• _Passage provided_
_ _ _ _ _ _ _
Member of the Arizona Senate from the 1st district
- In office January 5, 2009 – January 9, 2017
- Preceded by: Tom O'Halleran
- Succeeded by: Karen Fann

President of the Arizona Senate
- In office November 10, 2011 – January 14, 2013
- Preceded by: Russell Pearce
- Succeeded by: Andy Biggs

Personal details
- Born: 1950 (age 75–76) Phoenix, Arizona, U.S.
- Party: Republican
- Spouse: Joan
- Children: 4
- Alma mater: University of Arizona
- Occupation: Rancher, politician

= Steve Pierce =

American politician

Steve Pierce (born 1950) is an American politician from Arizona. Pierce was a Republican member of the Arizona House of Representatives for District 1, serving until 2021. He was a member of the Arizona Senate from the 1st district. He was president of the Arizona State Senate from November 10, 2011 through 2013.

== Early life ==
In 1950, Pierce was born in Phoenix, Arizona. Pierce was raised in Prescott, Arizona. Pierce attended Prescott High School.
_ _ _ _ _ _ _
• _Required action 1_
According to the Steve Pierce article, who succeeded him as President of the Arizona Senate?
• _Required action 2_
Continue the Steve Pierce article from the point where it stops.

• _Extracted records_
_ _ _ _ _ _ _
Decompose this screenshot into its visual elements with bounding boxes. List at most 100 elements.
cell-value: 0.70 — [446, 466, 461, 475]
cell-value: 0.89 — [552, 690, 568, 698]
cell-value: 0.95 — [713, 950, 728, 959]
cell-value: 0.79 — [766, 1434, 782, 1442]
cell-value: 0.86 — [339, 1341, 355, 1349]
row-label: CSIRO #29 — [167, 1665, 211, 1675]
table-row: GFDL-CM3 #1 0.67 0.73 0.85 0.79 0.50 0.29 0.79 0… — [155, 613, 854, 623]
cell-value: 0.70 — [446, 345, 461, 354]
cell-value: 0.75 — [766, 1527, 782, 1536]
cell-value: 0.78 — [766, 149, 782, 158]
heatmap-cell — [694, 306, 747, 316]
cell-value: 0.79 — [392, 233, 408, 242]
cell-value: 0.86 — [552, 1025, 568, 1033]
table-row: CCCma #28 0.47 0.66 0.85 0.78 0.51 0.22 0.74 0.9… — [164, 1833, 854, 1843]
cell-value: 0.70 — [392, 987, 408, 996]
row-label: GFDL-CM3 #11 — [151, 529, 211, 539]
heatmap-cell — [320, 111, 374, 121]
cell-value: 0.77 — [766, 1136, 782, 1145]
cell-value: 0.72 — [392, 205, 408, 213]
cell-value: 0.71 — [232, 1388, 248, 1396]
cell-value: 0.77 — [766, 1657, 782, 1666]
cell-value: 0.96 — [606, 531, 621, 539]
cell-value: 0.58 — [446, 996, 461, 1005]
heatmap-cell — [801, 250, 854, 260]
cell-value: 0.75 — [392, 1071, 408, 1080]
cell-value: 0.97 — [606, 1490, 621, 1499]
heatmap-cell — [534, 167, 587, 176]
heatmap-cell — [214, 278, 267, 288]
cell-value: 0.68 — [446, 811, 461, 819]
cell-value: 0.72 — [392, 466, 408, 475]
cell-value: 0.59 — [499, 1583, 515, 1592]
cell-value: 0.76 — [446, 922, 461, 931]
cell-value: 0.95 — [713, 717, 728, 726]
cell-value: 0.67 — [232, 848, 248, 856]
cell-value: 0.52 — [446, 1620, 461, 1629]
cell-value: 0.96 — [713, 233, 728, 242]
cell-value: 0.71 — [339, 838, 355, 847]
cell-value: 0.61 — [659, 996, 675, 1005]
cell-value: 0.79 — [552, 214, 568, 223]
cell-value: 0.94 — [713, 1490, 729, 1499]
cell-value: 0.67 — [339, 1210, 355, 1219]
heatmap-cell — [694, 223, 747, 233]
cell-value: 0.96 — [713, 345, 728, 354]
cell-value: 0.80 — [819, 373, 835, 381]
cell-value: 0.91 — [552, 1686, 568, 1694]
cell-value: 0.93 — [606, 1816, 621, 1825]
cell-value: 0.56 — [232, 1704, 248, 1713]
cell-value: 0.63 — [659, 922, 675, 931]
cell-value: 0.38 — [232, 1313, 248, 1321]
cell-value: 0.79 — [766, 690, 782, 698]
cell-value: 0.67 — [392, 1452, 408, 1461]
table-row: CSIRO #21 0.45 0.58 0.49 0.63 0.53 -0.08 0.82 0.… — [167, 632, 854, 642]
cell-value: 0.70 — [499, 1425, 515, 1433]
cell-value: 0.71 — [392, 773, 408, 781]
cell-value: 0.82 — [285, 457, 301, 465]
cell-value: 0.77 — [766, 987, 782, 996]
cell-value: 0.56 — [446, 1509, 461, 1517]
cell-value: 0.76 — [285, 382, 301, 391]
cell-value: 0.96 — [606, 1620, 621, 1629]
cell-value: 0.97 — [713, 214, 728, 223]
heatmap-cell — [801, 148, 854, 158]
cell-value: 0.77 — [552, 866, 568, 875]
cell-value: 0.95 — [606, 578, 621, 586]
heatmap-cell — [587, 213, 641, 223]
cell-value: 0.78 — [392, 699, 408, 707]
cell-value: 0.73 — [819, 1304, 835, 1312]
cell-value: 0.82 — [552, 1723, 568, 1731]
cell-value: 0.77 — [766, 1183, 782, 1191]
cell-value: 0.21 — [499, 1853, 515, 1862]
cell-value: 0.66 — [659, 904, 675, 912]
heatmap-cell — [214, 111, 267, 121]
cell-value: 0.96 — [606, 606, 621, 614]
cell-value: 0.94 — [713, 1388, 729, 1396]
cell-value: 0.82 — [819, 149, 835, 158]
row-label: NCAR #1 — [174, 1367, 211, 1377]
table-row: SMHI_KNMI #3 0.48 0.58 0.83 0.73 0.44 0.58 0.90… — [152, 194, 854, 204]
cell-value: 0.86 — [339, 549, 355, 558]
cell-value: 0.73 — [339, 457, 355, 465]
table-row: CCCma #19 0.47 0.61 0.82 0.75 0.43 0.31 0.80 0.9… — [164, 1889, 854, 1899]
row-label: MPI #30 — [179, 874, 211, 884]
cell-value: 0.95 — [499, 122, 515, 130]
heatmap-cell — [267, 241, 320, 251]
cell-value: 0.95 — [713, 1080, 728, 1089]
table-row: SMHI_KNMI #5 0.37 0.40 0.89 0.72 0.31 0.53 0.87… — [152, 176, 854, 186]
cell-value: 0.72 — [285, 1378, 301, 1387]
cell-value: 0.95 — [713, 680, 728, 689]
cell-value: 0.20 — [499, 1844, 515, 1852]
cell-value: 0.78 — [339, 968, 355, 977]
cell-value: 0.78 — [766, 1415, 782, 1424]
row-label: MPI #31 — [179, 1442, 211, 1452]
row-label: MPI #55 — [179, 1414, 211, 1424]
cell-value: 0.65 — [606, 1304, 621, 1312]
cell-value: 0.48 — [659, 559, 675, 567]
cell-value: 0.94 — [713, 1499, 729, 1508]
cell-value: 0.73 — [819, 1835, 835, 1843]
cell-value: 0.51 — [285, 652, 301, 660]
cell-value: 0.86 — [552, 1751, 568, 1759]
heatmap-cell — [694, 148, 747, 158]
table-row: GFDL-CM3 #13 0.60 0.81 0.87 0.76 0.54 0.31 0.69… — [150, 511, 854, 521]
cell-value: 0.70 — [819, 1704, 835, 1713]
_ _ _ _ _ _ _
• _Your response 1_
Andy Biggs

• _Your response 2_
== Education ==
In 1972, Pierce earned a Bachelor of Science degree in Animal science from University of Arizona.

== Career ==
Pierce's career began as a rancher.

Pierce's political career began in 2009 when he became the Majority Whip in Arizona State Senate.
In November 2011, Pierce became the President of Arizona State Senate until January 2013.

On March 27, 2019, when David Stringer resigned, Pierce was selected by county supervisors in April 2019 to become a member of the Arizona House of Representatives for District 1.

== Personal life ==
Pierce's wife is Joan. They have four children. Pierce lives in Prescott, Arizona.